◆ What the task requires
Which lines below hold the word "timestamp"? Copy all of them.

Stored data
** Begin **

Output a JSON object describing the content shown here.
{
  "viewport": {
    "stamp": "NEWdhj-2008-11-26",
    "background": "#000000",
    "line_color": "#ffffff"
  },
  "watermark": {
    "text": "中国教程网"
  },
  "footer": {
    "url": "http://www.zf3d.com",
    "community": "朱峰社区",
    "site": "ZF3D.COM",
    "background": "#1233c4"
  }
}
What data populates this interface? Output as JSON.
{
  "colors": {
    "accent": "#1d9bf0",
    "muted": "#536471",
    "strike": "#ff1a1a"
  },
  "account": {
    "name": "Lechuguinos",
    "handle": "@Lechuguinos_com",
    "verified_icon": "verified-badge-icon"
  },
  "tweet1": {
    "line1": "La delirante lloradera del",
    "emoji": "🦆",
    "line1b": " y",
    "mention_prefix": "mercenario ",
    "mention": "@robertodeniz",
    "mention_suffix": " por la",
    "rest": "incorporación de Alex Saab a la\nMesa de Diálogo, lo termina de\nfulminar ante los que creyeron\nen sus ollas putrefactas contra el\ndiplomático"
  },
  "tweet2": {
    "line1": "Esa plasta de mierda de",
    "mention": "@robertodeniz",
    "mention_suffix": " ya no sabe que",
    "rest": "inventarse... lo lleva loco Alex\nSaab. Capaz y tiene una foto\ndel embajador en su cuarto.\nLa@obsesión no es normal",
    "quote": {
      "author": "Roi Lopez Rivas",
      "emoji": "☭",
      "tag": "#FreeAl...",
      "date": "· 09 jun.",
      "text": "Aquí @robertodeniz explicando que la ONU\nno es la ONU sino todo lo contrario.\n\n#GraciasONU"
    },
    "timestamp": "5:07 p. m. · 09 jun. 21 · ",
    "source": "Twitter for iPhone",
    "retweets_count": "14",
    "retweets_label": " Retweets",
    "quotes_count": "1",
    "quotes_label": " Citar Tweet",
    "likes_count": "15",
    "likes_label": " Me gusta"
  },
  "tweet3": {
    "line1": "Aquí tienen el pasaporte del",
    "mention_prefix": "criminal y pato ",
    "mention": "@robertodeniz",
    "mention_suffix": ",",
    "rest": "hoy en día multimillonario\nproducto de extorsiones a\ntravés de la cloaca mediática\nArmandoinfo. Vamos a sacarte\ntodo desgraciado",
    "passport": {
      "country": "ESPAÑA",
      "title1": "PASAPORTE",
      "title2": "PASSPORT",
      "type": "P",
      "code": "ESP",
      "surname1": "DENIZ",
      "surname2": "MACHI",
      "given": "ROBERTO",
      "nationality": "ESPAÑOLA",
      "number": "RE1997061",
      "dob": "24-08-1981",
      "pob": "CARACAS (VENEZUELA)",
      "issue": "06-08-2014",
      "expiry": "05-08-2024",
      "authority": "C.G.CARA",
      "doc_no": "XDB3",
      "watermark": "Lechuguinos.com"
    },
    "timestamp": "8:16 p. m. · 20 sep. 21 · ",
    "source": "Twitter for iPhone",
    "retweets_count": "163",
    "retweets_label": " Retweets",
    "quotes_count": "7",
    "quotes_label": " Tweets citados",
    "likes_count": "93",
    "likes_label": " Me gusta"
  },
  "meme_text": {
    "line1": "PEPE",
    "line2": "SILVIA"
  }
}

** End **

◆ The response
    "timestamp": "5:07 p. m. · 09 jun. 21 · ",
    "timestamp": "8:16 p. m. · 20 sep. 21 · ",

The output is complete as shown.